§ **SET EXERCISE**:
Give back each entry unchanged, minus pictures.

§ **RECORDS PROVIDED**:
- - - - -
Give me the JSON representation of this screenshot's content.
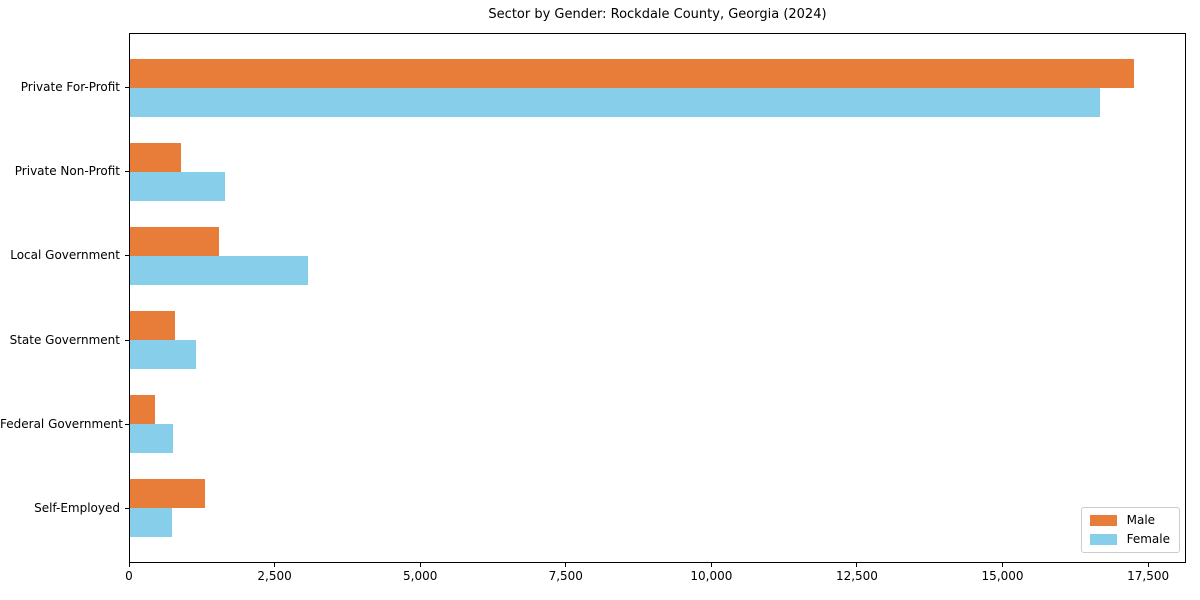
{
  "chart_data": {
    "type": "bar",
    "orientation": "horizontal",
    "title": "Sector by Gender: Rockdale County, Georgia (2024)",
    "categories": [
      "Private For-Profit",
      "Private Non-Profit",
      "Local Government",
      "State Government",
      "Federal Government",
      "Self-Employed"
    ],
    "series": [
      {
        "name": "Male",
        "color": "#e87d3a",
        "values": [
          17270,
          875,
          1530,
          775,
          430,
          1290
        ]
      },
      {
        "name": "Female",
        "color": "#87ceeb",
        "values": [
          16690,
          1630,
          3055,
          1130,
          740,
          720
        ]
      }
    ],
    "xlim": [
      0,
      18150
    ],
    "x_ticks": [
      0,
      2500,
      5000,
      7500,
      10000,
      12500,
      15000,
      17500
    ],
    "x_tick_labels": [
      "0",
      "2,500",
      "5,000",
      "7,500",
      "10,000",
      "12,500",
      "15,000",
      "17,500"
    ],
    "legend_position": "lower right",
    "grid": false,
    "colors": {
      "male": "#e87d3a",
      "female": "#87ceeb",
      "spine": "#000000",
      "legend_border": "#cccccc"
    }
  }
}
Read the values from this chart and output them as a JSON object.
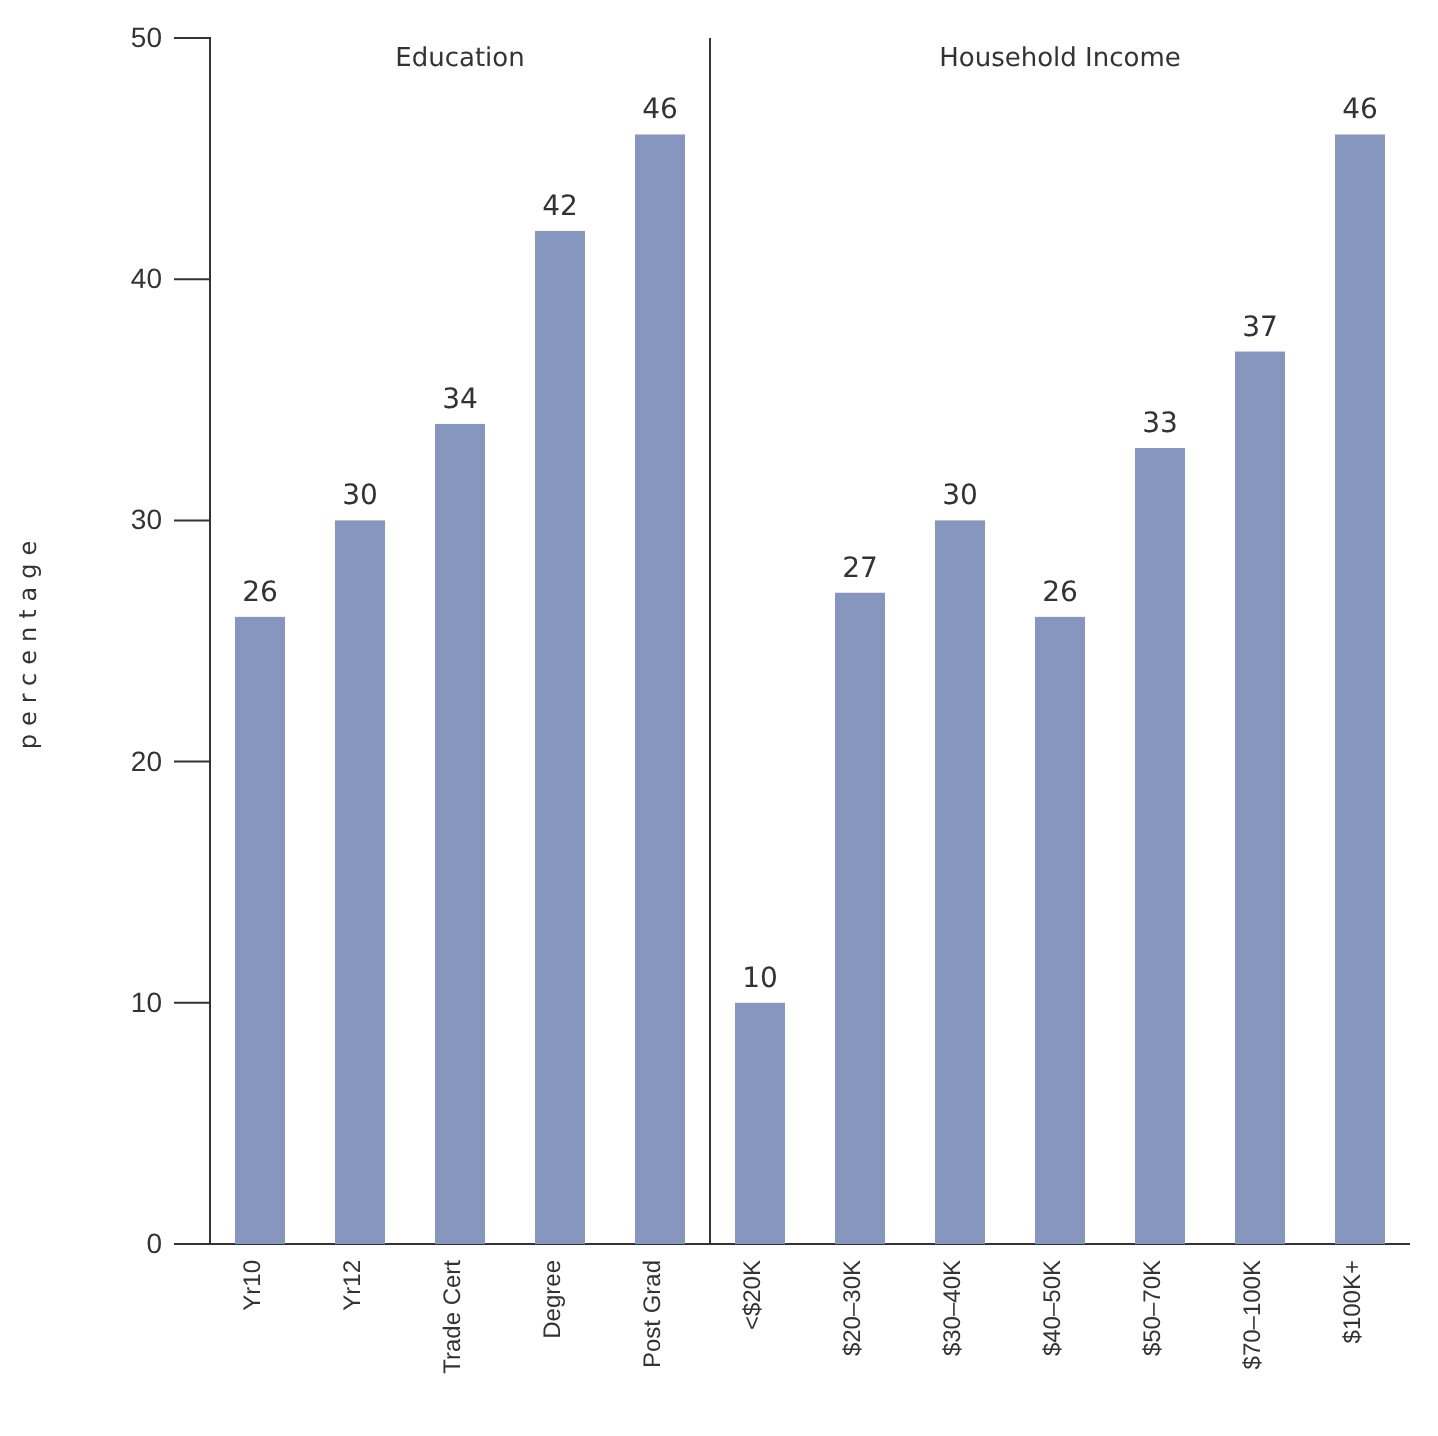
{
  "chart_data": [
    {
      "type": "bar",
      "title": "Education",
      "ylabel": "percentage",
      "categories": [
        "Yr10",
        "Yr12",
        "Trade Cert",
        "Degree",
        "Post Grad"
      ],
      "values": [
        26,
        30,
        34,
        42,
        46
      ],
      "color": "#8796bf",
      "ylim": [
        0,
        50
      ],
      "yticks": [
        0,
        10,
        20,
        30,
        40,
        50
      ],
      "data_labels": true
    },
    {
      "type": "bar",
      "title": "Household Income",
      "categories": [
        "<$20K",
        "$20–30K",
        "$30–40K",
        "$40–50K",
        "$50–70K",
        "$70–100K",
        "$100K+"
      ],
      "values": [
        10,
        27,
        30,
        26,
        33,
        37,
        46
      ],
      "color": "#8796bf",
      "ylim": [
        0,
        50
      ],
      "data_labels": true,
      "tick_labels": "x"
    }
  ]
}
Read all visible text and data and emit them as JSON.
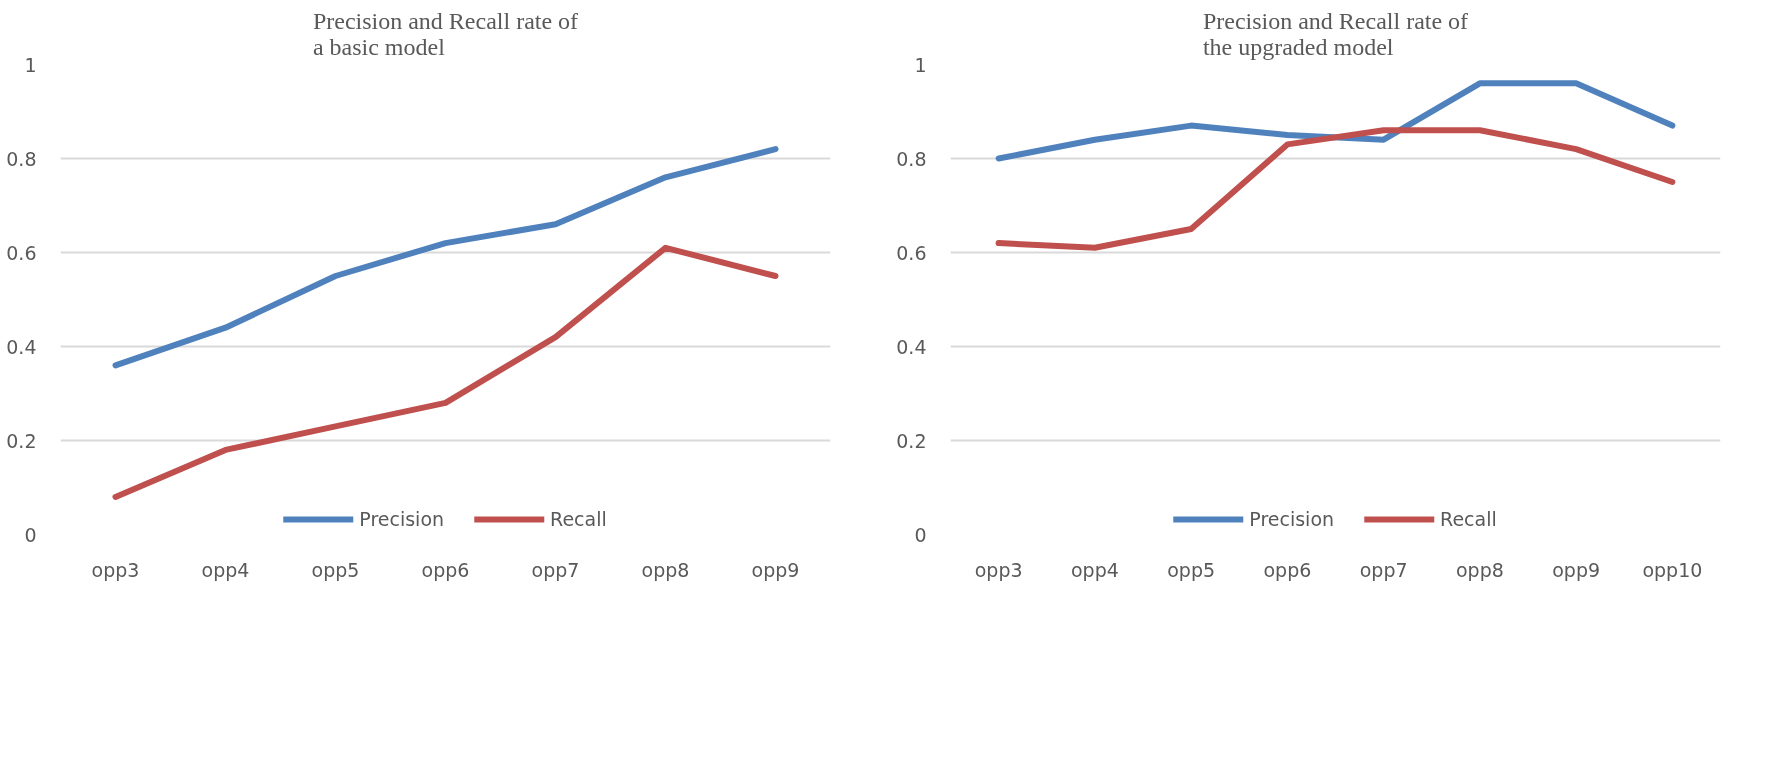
{
  "chart_data": [
    {
      "type": "line",
      "title": "Precision and Recall rate of\na basic model",
      "categories": [
        "opp3",
        "opp4",
        "opp5",
        "opp6",
        "opp7",
        "opp8",
        "opp9"
      ],
      "ylim": [
        0,
        1
      ],
      "yticks": [
        0,
        0.2,
        0.4,
        0.6,
        0.8,
        1
      ],
      "grid": "y",
      "legend": "bottom",
      "marker": "none",
      "line_style": "solid",
      "series": [
        {
          "name": "Precision",
          "color": "#4f81bd",
          "values": [
            0.36,
            0.44,
            0.55,
            0.62,
            0.66,
            0.76,
            0.82
          ]
        },
        {
          "name": "Recall",
          "color": "#c0504d",
          "values": [
            0.08,
            0.18,
            0.23,
            0.28,
            0.42,
            0.61,
            0.55
          ]
        }
      ]
    },
    {
      "type": "line",
      "title": "Precision and Recall rate of\nthe upgraded model",
      "categories": [
        "opp3",
        "opp4",
        "opp5",
        "opp6",
        "opp7",
        "opp8",
        "opp9",
        "opp10"
      ],
      "ylim": [
        0,
        1
      ],
      "yticks": [
        0,
        0.2,
        0.4,
        0.6,
        0.8,
        1
      ],
      "grid": "y",
      "legend": "bottom",
      "marker": "none",
      "line_style": "solid",
      "series": [
        {
          "name": "Precision",
          "color": "#4f81bd",
          "values": [
            0.8,
            0.84,
            0.87,
            0.85,
            0.84,
            0.96,
            0.96,
            0.87
          ]
        },
        {
          "name": "Recall",
          "color": "#c0504d",
          "values": [
            0.62,
            0.61,
            0.65,
            0.83,
            0.86,
            0.86,
            0.82,
            0.75
          ]
        }
      ]
    }
  ]
}
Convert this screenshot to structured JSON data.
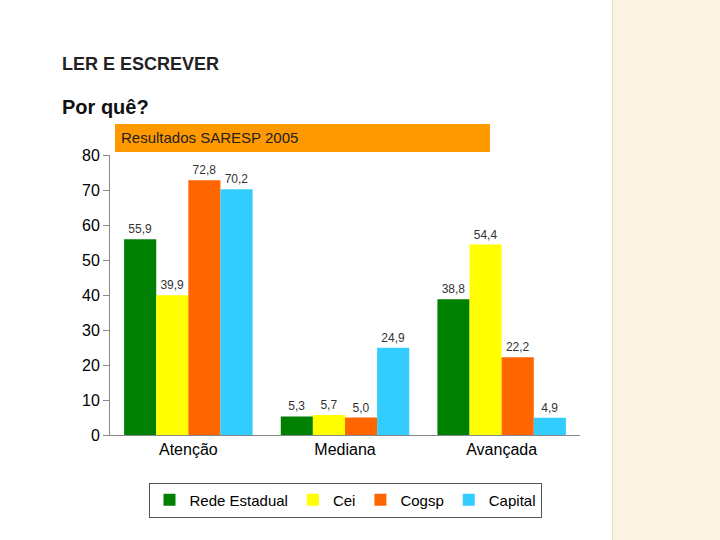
{
  "heading": "LER E ESCREVER",
  "subheading": "Por quê?",
  "chart_data": {
    "type": "bar",
    "title": "Resultados SARESP 2005",
    "categories": [
      "Atenção",
      "Mediana",
      "Avançada"
    ],
    "series": [
      {
        "name": "Rede Estadual",
        "color": "#008000",
        "values": [
          55.9,
          5.3,
          38.8
        ],
        "value_labels": [
          "55,9",
          "5,3",
          "38,8"
        ]
      },
      {
        "name": "Cei",
        "color": "#ffff00",
        "values": [
          39.9,
          5.7,
          54.4
        ],
        "value_labels": [
          "39,9",
          "5,7",
          "54,4"
        ]
      },
      {
        "name": "Cogsp",
        "color": "#ff6600",
        "values": [
          72.8,
          5.0,
          22.2
        ],
        "value_labels": [
          "72,8",
          "5,0",
          "22,2"
        ]
      },
      {
        "name": "Capital",
        "color": "#33ccff",
        "values": [
          70.2,
          24.9,
          4.9
        ],
        "value_labels": [
          "70,2",
          "24,9",
          "4,9"
        ]
      }
    ],
    "ylim": [
      0,
      80
    ],
    "yticks": [
      0,
      10,
      20,
      30,
      40,
      50,
      60,
      70,
      80
    ],
    "grid": false,
    "legend": "bottom",
    "data_labels": true
  }
}
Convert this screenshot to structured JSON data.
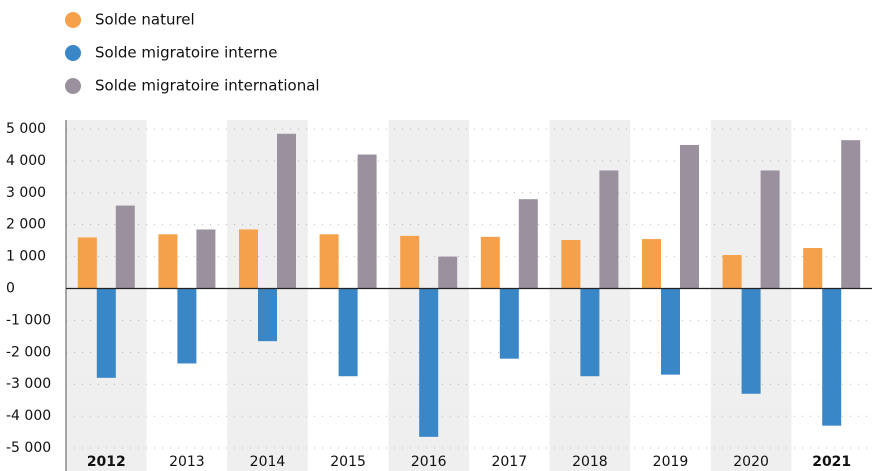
- - - - -
§ **SOLUTION TO THIS TASK**:
Give me the JSON representation of this screenshot's content.
{
  "chart_data": {
    "type": "bar",
    "orientation": "horizontal",
    "title": "Sector by Gender: Rockdale County, Georgia (2024)",
    "categories": [
      "Private For-Profit",
      "Private Non-Profit",
      "Local Government",
      "State Government",
      "Federal Government",
      "Self-Employed"
    ],
    "series": [
      {
        "name": "Male",
        "color": "#e87d3a",
        "values": [
          17270,
          875,
          1530,
          775,
          430,
          1290
        ]
      },
      {
        "name": "Female",
        "color": "#87ceeb",
        "values": [
          16690,
          1630,
          3055,
          1130,
          740,
          720
        ]
      }
    ],
    "xlim": [
      0,
      18150
    ],
    "x_ticks": [
      0,
      2500,
      5000,
      7500,
      10000,
      12500,
      15000,
      17500
    ],
    "x_tick_labels": [
      "0",
      "2,500",
      "5,000",
      "7,500",
      "10,000",
      "12,500",
      "15,000",
      "17,500"
    ],
    "legend_position": "lower right",
    "grid": false,
    "colors": {
      "male": "#e87d3a",
      "female": "#87ceeb",
      "spine": "#000000",
      "legend_border": "#cccccc"
    }
  }
}
Read the values from this chart and output them as a JSON object.
{
  "chart_data": [
    {
      "type": "bar",
      "title": "Education",
      "ylabel": "percentage",
      "categories": [
        "Yr10",
        "Yr12",
        "Trade Cert",
        "Degree",
        "Post Grad"
      ],
      "values": [
        26,
        30,
        34,
        42,
        46
      ],
      "color": "#8796bf",
      "ylim": [
        0,
        50
      ],
      "yticks": [
        0,
        10,
        20,
        30,
        40,
        50
      ],
      "data_labels": true
    },
    {
      "type": "bar",
      "title": "Household Income",
      "categories": [
        "<$20K",
        "$20–30K",
        "$30–40K",
        "$40–50K",
        "$50–70K",
        "$70–100K",
        "$100K+"
      ],
      "values": [
        10,
        27,
        30,
        26,
        33,
        37,
        46
      ],
      "color": "#8796bf",
      "ylim": [
        0,
        50
      ],
      "data_labels": true,
      "tick_labels": "x"
    }
  ]
}
Read all visible text and data and emit them as JSON.
{
  "chart_data": [
    {
      "type": "line",
      "title": "Precision and Recall rate of\na basic model",
      "categories": [
        "opp3",
        "opp4",
        "opp5",
        "opp6",
        "opp7",
        "opp8",
        "opp9"
      ],
      "ylim": [
        0,
        1
      ],
      "yticks": [
        0,
        0.2,
        0.4,
        0.6,
        0.8,
        1
      ],
      "grid": "y",
      "legend": "bottom",
      "marker": "none",
      "line_style": "solid",
      "series": [
        {
          "name": "Precision",
          "color": "#4f81bd",
          "values": [
            0.36,
            0.44,
            0.55,
            0.62,
            0.66,
            0.76,
            0.82
          ]
        },
        {
          "name": "Recall",
          "color": "#c0504d",
          "values": [
            0.08,
            0.18,
            0.23,
            0.28,
            0.42,
            0.61,
            0.55
          ]
        }
      ]
    },
    {
      "type": "line",
      "title": "Precision and Recall rate of\nthe upgraded model",
      "categories": [
        "opp3",
        "opp4",
        "opp5",
        "opp6",
        "opp7",
        "opp8",
        "opp9",
        "opp10"
      ],
      "ylim": [
        0,
        1
      ],
      "yticks": [
        0,
        0.2,
        0.4,
        0.6,
        0.8,
        1
      ],
      "grid": "y",
      "legend": "bottom",
      "marker": "none",
      "line_style": "solid",
      "series": [
        {
          "name": "Precision",
          "color": "#4f81bd",
          "values": [
            0.8,
            0.84,
            0.87,
            0.85,
            0.84,
            0.96,
            0.96,
            0.87
          ]
        },
        {
          "name": "Recall",
          "color": "#c0504d",
          "values": [
            0.62,
            0.61,
            0.65,
            0.83,
            0.86,
            0.86,
            0.82,
            0.75
          ]
        }
      ]
    }
  ]
}
Convert this screenshot to structured JSON data.
{
  "heading": "LER E ESCREVER",
  "subheading": "Por quê?",
  "chart_data": {
    "type": "bar",
    "title": "Resultados SARESP 2005",
    "categories": [
      "Atenção",
      "Mediana",
      "Avançada"
    ],
    "series": [
      {
        "name": "Rede Estadual",
        "color": "#008000",
        "values": [
          55.9,
          5.3,
          38.8
        ],
        "value_labels": [
          "55,9",
          "5,3",
          "38,8"
        ]
      },
      {
        "name": "Cei",
        "color": "#ffff00",
        "values": [
          39.9,
          5.7,
          54.4
        ],
        "value_labels": [
          "39,9",
          "5,7",
          "54,4"
        ]
      },
      {
        "name": "Cogsp",
        "color": "#ff6600",
        "values": [
          72.8,
          5.0,
          22.2
        ],
        "value_labels": [
          "72,8",
          "5,0",
          "22,2"
        ]
      },
      {
        "name": "Capital",
        "color": "#33ccff",
        "values": [
          70.2,
          24.9,
          4.9
        ],
        "value_labels": [
          "70,2",
          "24,9",
          "4,9"
        ]
      }
    ],
    "ylim": [
      0,
      80
    ],
    "yticks": [
      0,
      10,
      20,
      30,
      40,
      50,
      60,
      70,
      80
    ],
    "grid": false,
    "legend": "bottom",
    "data_labels": true
  }
}
Convert this screenshot to structured JSON data.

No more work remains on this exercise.